◆ Written request: Rewrite the entries below, replacing "radar-panel" with "radar-frame" wherever it occurs and leaving everything else unchanged.

◆ Rows:
━━━━━━━━━━━━━━━━━━━━
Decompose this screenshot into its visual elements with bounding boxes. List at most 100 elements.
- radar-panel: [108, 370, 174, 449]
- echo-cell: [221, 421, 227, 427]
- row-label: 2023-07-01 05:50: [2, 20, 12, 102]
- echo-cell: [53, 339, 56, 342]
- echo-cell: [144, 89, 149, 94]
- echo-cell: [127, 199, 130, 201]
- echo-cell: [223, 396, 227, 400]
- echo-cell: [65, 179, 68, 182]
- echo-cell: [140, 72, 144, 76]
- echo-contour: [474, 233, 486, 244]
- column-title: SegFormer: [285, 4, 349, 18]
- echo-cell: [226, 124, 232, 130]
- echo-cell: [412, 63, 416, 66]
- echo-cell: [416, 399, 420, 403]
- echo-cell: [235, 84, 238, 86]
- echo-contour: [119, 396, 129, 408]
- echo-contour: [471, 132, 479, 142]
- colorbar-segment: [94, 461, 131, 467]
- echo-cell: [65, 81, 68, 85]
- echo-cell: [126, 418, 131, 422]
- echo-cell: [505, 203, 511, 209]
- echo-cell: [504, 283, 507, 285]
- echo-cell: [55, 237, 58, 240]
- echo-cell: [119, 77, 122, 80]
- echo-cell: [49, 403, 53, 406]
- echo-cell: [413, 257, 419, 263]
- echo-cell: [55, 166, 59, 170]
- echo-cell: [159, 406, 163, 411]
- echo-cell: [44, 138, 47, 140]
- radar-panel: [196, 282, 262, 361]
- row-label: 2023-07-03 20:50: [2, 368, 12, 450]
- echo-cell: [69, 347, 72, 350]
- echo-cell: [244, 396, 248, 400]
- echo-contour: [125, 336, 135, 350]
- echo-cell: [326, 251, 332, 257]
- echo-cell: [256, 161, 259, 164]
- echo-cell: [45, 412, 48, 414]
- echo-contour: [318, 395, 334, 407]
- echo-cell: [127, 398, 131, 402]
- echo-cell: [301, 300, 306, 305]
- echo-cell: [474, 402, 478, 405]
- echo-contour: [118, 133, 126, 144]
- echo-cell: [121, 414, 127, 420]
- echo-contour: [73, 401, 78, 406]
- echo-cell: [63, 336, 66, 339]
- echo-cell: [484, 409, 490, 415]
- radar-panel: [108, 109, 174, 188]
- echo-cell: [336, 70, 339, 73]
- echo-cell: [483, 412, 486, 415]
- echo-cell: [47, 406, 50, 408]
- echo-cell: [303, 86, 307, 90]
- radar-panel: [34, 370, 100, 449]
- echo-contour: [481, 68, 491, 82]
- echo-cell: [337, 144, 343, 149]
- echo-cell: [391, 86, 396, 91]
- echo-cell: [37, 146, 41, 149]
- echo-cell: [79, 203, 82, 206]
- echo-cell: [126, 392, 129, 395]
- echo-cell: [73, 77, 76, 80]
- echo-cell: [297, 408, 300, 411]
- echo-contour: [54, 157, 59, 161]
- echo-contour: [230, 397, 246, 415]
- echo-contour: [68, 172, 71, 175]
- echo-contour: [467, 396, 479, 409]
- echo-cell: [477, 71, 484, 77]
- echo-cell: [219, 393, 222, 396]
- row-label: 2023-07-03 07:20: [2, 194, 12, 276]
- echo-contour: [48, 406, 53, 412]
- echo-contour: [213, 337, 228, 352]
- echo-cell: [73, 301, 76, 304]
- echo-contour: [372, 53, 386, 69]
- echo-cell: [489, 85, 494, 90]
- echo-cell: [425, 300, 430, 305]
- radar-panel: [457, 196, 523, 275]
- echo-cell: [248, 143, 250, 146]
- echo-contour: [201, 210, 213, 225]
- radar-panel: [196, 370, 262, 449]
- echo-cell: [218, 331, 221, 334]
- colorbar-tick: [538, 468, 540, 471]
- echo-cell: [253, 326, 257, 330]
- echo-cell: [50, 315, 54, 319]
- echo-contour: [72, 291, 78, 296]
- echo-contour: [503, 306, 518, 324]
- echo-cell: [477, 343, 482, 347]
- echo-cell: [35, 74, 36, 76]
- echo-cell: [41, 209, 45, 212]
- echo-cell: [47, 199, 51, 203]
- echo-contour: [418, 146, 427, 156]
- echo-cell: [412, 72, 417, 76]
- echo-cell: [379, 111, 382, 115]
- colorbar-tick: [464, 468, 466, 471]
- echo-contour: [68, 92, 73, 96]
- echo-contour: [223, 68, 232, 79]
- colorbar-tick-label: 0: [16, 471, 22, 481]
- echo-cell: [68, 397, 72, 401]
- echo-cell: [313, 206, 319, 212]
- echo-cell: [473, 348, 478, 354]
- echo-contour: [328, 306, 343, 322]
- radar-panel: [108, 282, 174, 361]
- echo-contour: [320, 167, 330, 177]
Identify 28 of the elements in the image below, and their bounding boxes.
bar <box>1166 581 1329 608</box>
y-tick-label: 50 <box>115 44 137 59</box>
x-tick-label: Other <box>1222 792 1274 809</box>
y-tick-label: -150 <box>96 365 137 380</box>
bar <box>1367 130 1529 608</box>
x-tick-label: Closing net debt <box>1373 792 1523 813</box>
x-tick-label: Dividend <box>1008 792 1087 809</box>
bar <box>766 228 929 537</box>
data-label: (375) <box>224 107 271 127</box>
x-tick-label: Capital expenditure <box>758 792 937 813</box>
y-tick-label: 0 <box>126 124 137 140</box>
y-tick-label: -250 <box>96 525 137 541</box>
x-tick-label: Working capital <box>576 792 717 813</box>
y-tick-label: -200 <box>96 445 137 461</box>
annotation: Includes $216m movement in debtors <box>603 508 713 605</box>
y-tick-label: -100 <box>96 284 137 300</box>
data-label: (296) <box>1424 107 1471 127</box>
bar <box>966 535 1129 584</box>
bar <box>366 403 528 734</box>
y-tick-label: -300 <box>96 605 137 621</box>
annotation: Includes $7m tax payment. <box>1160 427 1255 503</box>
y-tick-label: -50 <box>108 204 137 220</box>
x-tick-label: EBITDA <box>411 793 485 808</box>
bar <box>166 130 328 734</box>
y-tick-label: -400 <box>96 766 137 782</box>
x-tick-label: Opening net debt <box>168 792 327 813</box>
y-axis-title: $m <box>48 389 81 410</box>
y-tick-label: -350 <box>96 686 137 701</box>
━━━━━━━━━━━━━━━━━━━━
◆ Output for this task:
Decompose this screenshot into its visual elements with bounding boxes. List at most 100 elements.
- radar-frame: [108, 370, 174, 449]
- echo-cell: [221, 421, 227, 427]
- row-label: 2023-07-01 05:50: [2, 20, 12, 102]
- echo-cell: [53, 339, 56, 342]
- echo-cell: [144, 89, 149, 94]
- echo-cell: [127, 199, 130, 201]
- echo-cell: [223, 396, 227, 400]
- echo-cell: [65, 179, 68, 182]
- echo-cell: [140, 72, 144, 76]
- echo-contour: [474, 233, 486, 244]
- column-title: SegFormer: [285, 4, 349, 18]
- echo-cell: [226, 124, 232, 130]
- echo-cell: [412, 63, 416, 66]
- echo-cell: [416, 399, 420, 403]
- echo-cell: [235, 84, 238, 86]
- echo-contour: [119, 396, 129, 408]
- echo-contour: [471, 132, 479, 142]
- colorbar-segment: [94, 461, 131, 467]
- echo-cell: [65, 81, 68, 85]
- echo-cell: [126, 418, 131, 422]
- echo-cell: [505, 203, 511, 209]
- echo-cell: [504, 283, 507, 285]
- echo-cell: [55, 237, 58, 240]
- echo-cell: [119, 77, 122, 80]
- echo-cell: [49, 403, 53, 406]
- echo-cell: [413, 257, 419, 263]
- echo-cell: [55, 166, 59, 170]
- echo-cell: [159, 406, 163, 411]
- echo-cell: [44, 138, 47, 140]
- radar-frame: [196, 282, 262, 361]
- row-label: 2023-07-03 20:50: [2, 368, 12, 450]
- echo-cell: [69, 347, 72, 350]
- echo-cell: [244, 396, 248, 400]
- echo-contour: [125, 336, 135, 350]
- echo-cell: [326, 251, 332, 257]
- echo-cell: [256, 161, 259, 164]
- echo-cell: [45, 412, 48, 414]
- echo-contour: [318, 395, 334, 407]
- echo-cell: [127, 398, 131, 402]
- echo-cell: [301, 300, 306, 305]
- echo-cell: [474, 402, 478, 405]
- echo-contour: [118, 133, 126, 144]
- echo-cell: [121, 414, 127, 420]
- echo-contour: [73, 401, 78, 406]
- echo-cell: [63, 336, 66, 339]
- echo-cell: [484, 409, 490, 415]
- radar-frame: [108, 109, 174, 188]
- echo-cell: [336, 70, 339, 73]
- echo-cell: [483, 412, 486, 415]
- echo-cell: [47, 406, 50, 408]
- echo-cell: [303, 86, 307, 90]
- radar-frame: [34, 370, 100, 449]
- echo-contour: [481, 68, 491, 82]
- echo-cell: [337, 144, 343, 149]
- echo-cell: [391, 86, 396, 91]
- echo-cell: [37, 146, 41, 149]
- echo-cell: [79, 203, 82, 206]
- echo-cell: [126, 392, 129, 395]
- echo-cell: [73, 77, 76, 80]
- echo-cell: [297, 408, 300, 411]
- echo-contour: [54, 157, 59, 161]
- echo-contour: [230, 397, 246, 415]
- echo-contour: [68, 172, 71, 175]
- echo-contour: [467, 396, 479, 409]
- echo-cell: [477, 71, 484, 77]
- echo-cell: [219, 393, 222, 396]
- row-label: 2023-07-03 07:20: [2, 194, 12, 276]
- echo-contour: [48, 406, 53, 412]
- echo-contour: [213, 337, 228, 352]
- echo-cell: [73, 301, 76, 304]
- echo-contour: [372, 53, 386, 69]
- echo-cell: [489, 85, 494, 90]
- echo-cell: [425, 300, 430, 305]
- radar-frame: [457, 196, 523, 275]
- echo-cell: [248, 143, 250, 146]
- echo-contour: [201, 210, 213, 225]
- radar-frame: [196, 370, 262, 449]
- echo-cell: [218, 331, 221, 334]
- colorbar-tick: [538, 468, 540, 471]
- echo-cell: [253, 326, 257, 330]
- echo-cell: [50, 315, 54, 319]
- echo-contour: [72, 291, 78, 296]
- echo-contour: [503, 306, 518, 324]
- echo-cell: [477, 343, 482, 347]
- echo-cell: [35, 74, 36, 76]
- echo-cell: [41, 209, 45, 212]
- echo-cell: [47, 199, 51, 203]
- echo-contour: [418, 146, 427, 156]
- echo-cell: [412, 72, 417, 76]
- echo-cell: [379, 111, 382, 115]
- colorbar-tick: [464, 468, 466, 471]
- echo-contour: [68, 92, 73, 96]
- echo-contour: [223, 68, 232, 79]
- colorbar-tick-label: 0: [16, 471, 22, 481]
- echo-cell: [68, 397, 72, 401]
- echo-cell: [313, 206, 319, 212]
- echo-cell: [473, 348, 478, 354]
- echo-contour: [328, 306, 343, 322]
- radar-frame: [108, 282, 174, 361]
- echo-contour: [320, 167, 330, 177]
Identify 28 of the elements in the image below, and their bounding boxes.
bar <box>1166 581 1329 608</box>
y-tick-label: 50 <box>115 44 137 59</box>
x-tick-label: Other <box>1222 792 1274 809</box>
y-tick-label: -150 <box>96 365 137 380</box>
bar <box>1367 130 1529 608</box>
x-tick-label: Closing net debt <box>1373 792 1523 813</box>
x-tick-label: Dividend <box>1008 792 1087 809</box>
bar <box>766 228 929 537</box>
data-label: (375) <box>224 107 271 127</box>
x-tick-label: Capital expenditure <box>758 792 937 813</box>
y-tick-label: 0 <box>126 124 137 140</box>
y-tick-label: -250 <box>96 525 137 541</box>
x-tick-label: Working capital <box>576 792 717 813</box>
y-tick-label: -200 <box>96 445 137 461</box>
annotation: Includes $216m movement in debtors <box>603 508 713 605</box>
y-tick-label: -100 <box>96 284 137 300</box>
data-label: (296) <box>1424 107 1471 127</box>
bar <box>966 535 1129 584</box>
bar <box>366 403 528 734</box>
y-tick-label: -300 <box>96 605 137 621</box>
annotation: Includes $7m tax payment. <box>1160 427 1255 503</box>
y-tick-label: -50 <box>108 204 137 220</box>
x-tick-label: EBITDA <box>411 793 485 808</box>
bar <box>166 130 328 734</box>
y-tick-label: -400 <box>96 766 137 782</box>
x-tick-label: Opening net debt <box>168 792 327 813</box>
y-axis-title: $m <box>48 389 81 410</box>
y-tick-label: -350 <box>96 686 137 701</box>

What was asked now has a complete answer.